TASK
Reproduce the records exactly.

### DATASET ENTRIES ###

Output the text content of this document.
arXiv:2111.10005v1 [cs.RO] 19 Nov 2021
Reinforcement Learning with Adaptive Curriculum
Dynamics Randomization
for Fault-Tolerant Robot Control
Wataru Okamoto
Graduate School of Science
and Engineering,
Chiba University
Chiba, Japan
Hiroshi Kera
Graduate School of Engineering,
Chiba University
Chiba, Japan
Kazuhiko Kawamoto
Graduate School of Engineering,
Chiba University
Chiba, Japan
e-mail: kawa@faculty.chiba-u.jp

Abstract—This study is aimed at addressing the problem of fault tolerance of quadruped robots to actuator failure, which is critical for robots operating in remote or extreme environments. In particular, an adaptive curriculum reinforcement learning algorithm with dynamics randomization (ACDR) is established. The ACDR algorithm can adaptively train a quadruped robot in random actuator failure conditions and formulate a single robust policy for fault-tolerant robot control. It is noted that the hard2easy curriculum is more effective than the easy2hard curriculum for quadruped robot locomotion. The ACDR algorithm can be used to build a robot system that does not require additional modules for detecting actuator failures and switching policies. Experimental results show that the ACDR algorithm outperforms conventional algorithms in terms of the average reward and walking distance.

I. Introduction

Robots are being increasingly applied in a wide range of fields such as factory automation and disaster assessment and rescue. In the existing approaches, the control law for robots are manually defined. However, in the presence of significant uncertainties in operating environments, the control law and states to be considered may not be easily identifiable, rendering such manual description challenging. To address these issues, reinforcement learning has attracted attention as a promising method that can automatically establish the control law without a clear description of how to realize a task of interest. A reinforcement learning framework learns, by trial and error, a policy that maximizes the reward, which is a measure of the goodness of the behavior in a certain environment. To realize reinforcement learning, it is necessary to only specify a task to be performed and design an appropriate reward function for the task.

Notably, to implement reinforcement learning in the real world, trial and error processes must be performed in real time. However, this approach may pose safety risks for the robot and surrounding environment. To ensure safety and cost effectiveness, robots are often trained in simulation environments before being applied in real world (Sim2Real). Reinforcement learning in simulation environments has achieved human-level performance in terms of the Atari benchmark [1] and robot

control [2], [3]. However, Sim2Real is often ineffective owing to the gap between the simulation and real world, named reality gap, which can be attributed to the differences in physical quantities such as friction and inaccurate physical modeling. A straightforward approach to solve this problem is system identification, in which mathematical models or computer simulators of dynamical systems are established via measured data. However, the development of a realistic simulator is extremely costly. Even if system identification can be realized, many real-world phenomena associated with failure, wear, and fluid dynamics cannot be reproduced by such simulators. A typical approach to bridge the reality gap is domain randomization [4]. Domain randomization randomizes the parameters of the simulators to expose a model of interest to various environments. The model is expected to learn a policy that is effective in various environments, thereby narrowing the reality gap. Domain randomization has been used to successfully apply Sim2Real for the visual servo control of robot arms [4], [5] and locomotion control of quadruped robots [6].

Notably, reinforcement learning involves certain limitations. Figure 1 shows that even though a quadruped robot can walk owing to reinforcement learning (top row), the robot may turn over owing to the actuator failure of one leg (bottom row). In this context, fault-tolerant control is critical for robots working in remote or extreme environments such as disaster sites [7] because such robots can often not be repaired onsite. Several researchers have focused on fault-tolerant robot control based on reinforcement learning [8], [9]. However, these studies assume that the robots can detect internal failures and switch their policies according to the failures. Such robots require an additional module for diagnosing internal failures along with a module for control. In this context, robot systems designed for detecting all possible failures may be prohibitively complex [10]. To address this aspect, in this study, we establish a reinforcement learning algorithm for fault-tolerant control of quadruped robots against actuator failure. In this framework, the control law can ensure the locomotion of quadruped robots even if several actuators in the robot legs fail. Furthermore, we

###

THE SOLUTION
Output the text content of this document.
arXiv:2111.10005v1 [cs.RO] 19 Nov 2021
Reinforcement Learning with Adaptive Curriculum
Dynamics Randomization
for Fault-Tolerant Robot Control
Wataru Okamoto
Graduate School of Science
and Engineering,
Chiba University
Chiba, Japan
Hiroshi Kera
Graduate School of Engineering,
Chiba University
Chiba, Japan
Kazuhiko Kawamoto
Graduate School of Engineering,
Chiba University
Chiba, Japan
e-mail: kawa@faculty.chiba-u.jp

Abstract—This study is aimed at addressing the problem of fault tolerance of quadruped robots to actuator failure, which is critical for robots operating in remote or extreme environments. In particular, an adaptive curriculum reinforcement learning algorithm with dynamics randomization (ACDR) is established. The ACDR algorithm can adaptively train a quadruped robot in random actuator failure conditions and formulate a single robust policy for fault-tolerant robot control. It is noted that the hard2easy curriculum is more effective than the easy2hard curriculum for quadruped robot locomotion. The ACDR algorithm can be used to build a robot system that does not require additional modules for detecting actuator failures and switching policies. Experimental results show that the ACDR algorithm outperforms conventional algorithms in terms of the average reward and walking distance.

I. Introduction

Robots are being increasingly applied in a wide range of fields such as factory automation and disaster assessment and rescue. In the existing approaches, the control law for robots are manually defined. However, in the presence of significant uncertainties in operating environments, the control law and states to be considered may not be easily identifiable, rendering such manual description challenging. To address these issues, reinforcement learning has attracted attention as a promising method that can automatically establish the control law without a clear description of how to realize a task of interest. A reinforcement learning framework learns, by trial and error, a policy that maximizes the reward, which is a measure of the goodness of the behavior in a certain environment. To realize reinforcement learning, it is necessary to only specify a task to be performed and design an appropriate reward function for the task.

Notably, to implement reinforcement learning in the real world, trial and error processes must be performed in real time. However, this approach may pose safety risks for the robot and surrounding environment. To ensure safety and cost effectiveness, robots are often trained in simulation environments before being applied in real world (Sim2Real). Reinforcement learning in simulation environments has achieved human-level performance in terms of the Atari benchmark [1] and robot

control [2], [3]. However, Sim2Real is often ineffective owing to the gap between the simulation and real world, named reality gap, which can be attributed to the differences in physical quantities such as friction and inaccurate physical modeling. A straightforward approach to solve this problem is system identification, in which mathematical models or computer simulators of dynamical systems are established via measured data. However, the development of a realistic simulator is extremely costly. Even if system identification can be realized, many real-world phenomena associated with failure, wear, and fluid dynamics cannot be reproduced by such simulators. A typical approach to bridge the reality gap is domain randomization [4]. Domain randomization randomizes the parameters of the simulators to expose a model of interest to various environments. The model is expected to learn a policy that is effective in various environments, thereby narrowing the reality gap. Domain randomization has been used to successfully apply Sim2Real for the visual servo control of robot arms [4], [5] and locomotion control of quadruped robots [6].

Notably, reinforcement learning involves certain limitations. Figure 1 shows that even though a quadruped robot can walk owing to reinforcement learning (top row), the robot may turn over owing to the actuator failure of one leg (bottom row). In this context, fault-tolerant control is critical for robots working in remote or extreme environments such as disaster sites [7] because such robots can often not be repaired onsite. Several researchers have focused on fault-tolerant robot control based on reinforcement learning [8], [9]. However, these studies assume that the robots can detect internal failures and switch their policies according to the failures. Such robots require an additional module for diagnosing internal failures along with a module for control. In this context, robot systems designed for detecting all possible failures may be prohibitively complex [10]. To address this aspect, in this study, we establish a reinforcement learning algorithm for fault-tolerant control of quadruped robots against actuator failure. In this framework, the control law can ensure the locomotion of quadruped robots even if several actuators in the robot legs fail. Furthermore, we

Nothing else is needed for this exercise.